Things to do
1. Repeat the lines of the records, beginning at the line that has "Bar xyxy=(333,523,451,547)" and stopping after the line that has "Bar xyxy=(313,449,333,478)".
2. Continue the thread about deducing C++ parameter pack sizes from the point where it stops.

::: Text

In C++, I'm trying to figure out how one can deduce the size of the parameter pack for a function, and further how one can deduce the number of parameters of a particular type (e.g. ints)
template<int N, int N_ints, typename... Ts>
void foo(Ts... ts){
...
}
So that I could call it like
foo(1,2,'3')
and that would be the same as
foo<3,2>(1,2,'3')
I couldnt even get the basic problem to work, i.e.
template<int N, class... Ts>
std::array<int, N> foo(Ts... ts)
{
constexpr int n = sizeof...(ts);
std::array<int, n> out;
return out;
}
int main()
{
auto a = foo(1, 2, 3, '4', 5);
return 0;
}
fails because it can't deduce N.
You are making this too complicated by adding degrees of freedom that are not actually present. The information on the size of the pack and the number of occurences of int in the pack is already in the pack.

::::::
::: Exercise data

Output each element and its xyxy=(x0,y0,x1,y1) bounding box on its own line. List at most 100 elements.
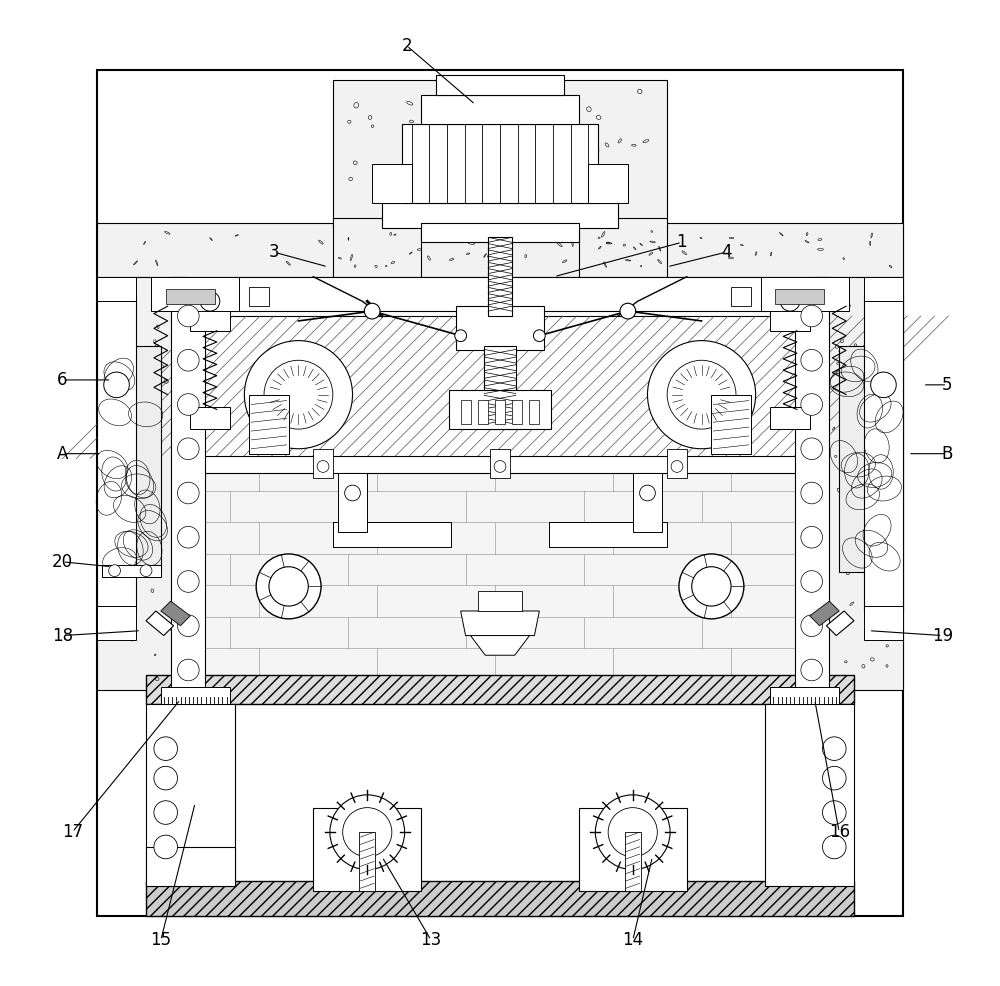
Bar xyxy=(333,523,451,547)
Polygon shape xyxy=(810,601,839,626)
Bar xyxy=(102,345,161,572)
Text: 15: 15 xyxy=(150,932,171,950)
Circle shape xyxy=(671,460,683,472)
Bar xyxy=(490,449,510,478)
Bar xyxy=(815,277,903,689)
Bar xyxy=(359,832,375,891)
Bar xyxy=(190,407,230,429)
Circle shape xyxy=(801,438,822,459)
Circle shape xyxy=(256,554,321,619)
Circle shape xyxy=(154,737,178,760)
Text: A: A xyxy=(57,445,68,462)
Text: 2: 2 xyxy=(401,36,412,54)
Circle shape xyxy=(822,835,846,859)
Bar xyxy=(372,164,412,203)
Text: B: B xyxy=(942,445,953,462)
Polygon shape xyxy=(826,611,854,636)
Text: 20: 20 xyxy=(52,553,73,571)
Bar xyxy=(200,456,800,473)
Bar xyxy=(313,449,333,478)
Text: 4: 4 xyxy=(721,244,731,261)
Circle shape xyxy=(178,527,199,548)
Circle shape xyxy=(801,571,822,593)
Bar xyxy=(484,345,516,429)
Bar xyxy=(97,277,185,689)
Bar xyxy=(667,449,687,478)
Text: 13: 13 xyxy=(421,932,442,950)
Bar xyxy=(436,75,564,95)
Circle shape xyxy=(178,571,199,593)
Bar xyxy=(421,95,579,124)
Circle shape xyxy=(595,795,670,870)
Circle shape xyxy=(640,485,655,501)
Bar xyxy=(579,808,687,891)
Bar xyxy=(97,606,136,641)
Circle shape xyxy=(178,393,199,415)
Circle shape xyxy=(244,340,353,449)
Text: 14: 14 xyxy=(622,932,643,950)
Text: 17: 17 xyxy=(62,823,83,841)
Bar xyxy=(449,389,551,429)
Bar xyxy=(402,124,598,203)
Circle shape xyxy=(178,438,199,459)
Circle shape xyxy=(801,615,822,637)
Circle shape xyxy=(494,460,506,472)
Circle shape xyxy=(269,567,308,606)
Circle shape xyxy=(780,292,800,312)
Circle shape xyxy=(364,304,380,318)
Bar xyxy=(97,277,136,302)
Circle shape xyxy=(109,565,120,577)
Bar xyxy=(731,287,751,307)
Bar xyxy=(333,80,667,228)
Circle shape xyxy=(264,360,333,429)
Circle shape xyxy=(317,460,329,472)
Bar xyxy=(775,290,824,305)
Circle shape xyxy=(801,393,822,415)
Circle shape xyxy=(178,482,199,504)
Circle shape xyxy=(679,554,744,619)
Circle shape xyxy=(343,808,392,857)
Bar xyxy=(171,277,205,689)
Circle shape xyxy=(608,808,657,857)
Circle shape xyxy=(104,372,129,397)
Circle shape xyxy=(154,835,178,859)
Bar xyxy=(549,523,667,547)
Bar xyxy=(146,847,235,886)
Bar xyxy=(711,394,751,454)
Bar xyxy=(97,70,903,916)
Bar xyxy=(313,808,421,891)
Circle shape xyxy=(801,482,822,504)
Bar xyxy=(146,881,854,916)
Circle shape xyxy=(455,329,467,341)
Polygon shape xyxy=(161,601,190,626)
Bar xyxy=(770,407,810,429)
Bar xyxy=(249,287,269,307)
Circle shape xyxy=(822,801,846,824)
Bar xyxy=(205,277,795,312)
Text: 3: 3 xyxy=(269,244,279,261)
Bar xyxy=(770,307,810,330)
Circle shape xyxy=(345,485,360,501)
Circle shape xyxy=(154,766,178,790)
Text: 16: 16 xyxy=(829,823,850,841)
Circle shape xyxy=(330,795,405,870)
Circle shape xyxy=(178,660,199,680)
Circle shape xyxy=(200,292,220,312)
Bar xyxy=(579,218,667,277)
Bar xyxy=(382,203,618,228)
Bar xyxy=(200,317,800,458)
Bar xyxy=(200,468,800,679)
Circle shape xyxy=(533,329,545,341)
Bar xyxy=(97,297,136,611)
Text: 19: 19 xyxy=(932,626,953,645)
Bar xyxy=(190,307,230,330)
Bar xyxy=(512,399,522,424)
Circle shape xyxy=(801,306,822,326)
Bar xyxy=(529,399,539,424)
Bar xyxy=(478,592,522,611)
Bar xyxy=(421,223,579,243)
Polygon shape xyxy=(461,611,539,636)
Text: 18: 18 xyxy=(52,626,73,645)
Circle shape xyxy=(140,565,152,577)
Bar xyxy=(864,297,903,611)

::::::

Results
1.
Bar xyxy=(333,523,451,547)
Polygon shape xyxy=(810,601,839,626)
Bar xyxy=(102,345,161,572)
Text: 15: 15 xyxy=(150,932,171,950)
Circle shape xyxy=(671,460,683,472)
Bar xyxy=(490,449,510,478)
Bar xyxy=(815,277,903,689)
Bar xyxy=(359,832,375,891)
Bar xyxy=(190,407,230,429)
Circle shape xyxy=(801,438,822,459)
Circle shape xyxy=(256,554,321,619)
Circle shape xyxy=(154,737,178,760)
Text: A: A xyxy=(57,445,68,462)
Text: 2: 2 xyxy=(401,36,412,54)
Circle shape xyxy=(822,835,846,859)
Bar xyxy=(372,164,412,203)
Text: B: B xyxy=(942,445,953,462)
Polygon shape xyxy=(826,611,854,636)
Text: 20: 20 xyxy=(52,553,73,571)
Bar xyxy=(200,456,800,473)
Bar xyxy=(313,449,333,478)

2.
#include <iostream>
template <typename T,typename... Ts>
struct count {
static const unsigned value = (std::is_same_v<T,Ts> + ...);
};
template<typename... Ts>
void foo(Ts... ts){
std::cout << "num params : " << sizeof ...(Ts) << "\n";
std::cout << "num ints : " << count<int,Ts...>::value << "\n";
}
int main() {
foo(1,2,3.0);
}
I wasn't sure if you want to count all occurences of int in the pack or only the leading ones. I chose the former. Purists may claim that a static_cast<bool> would be more clear, but I think I can get a away with an implicit conversion here.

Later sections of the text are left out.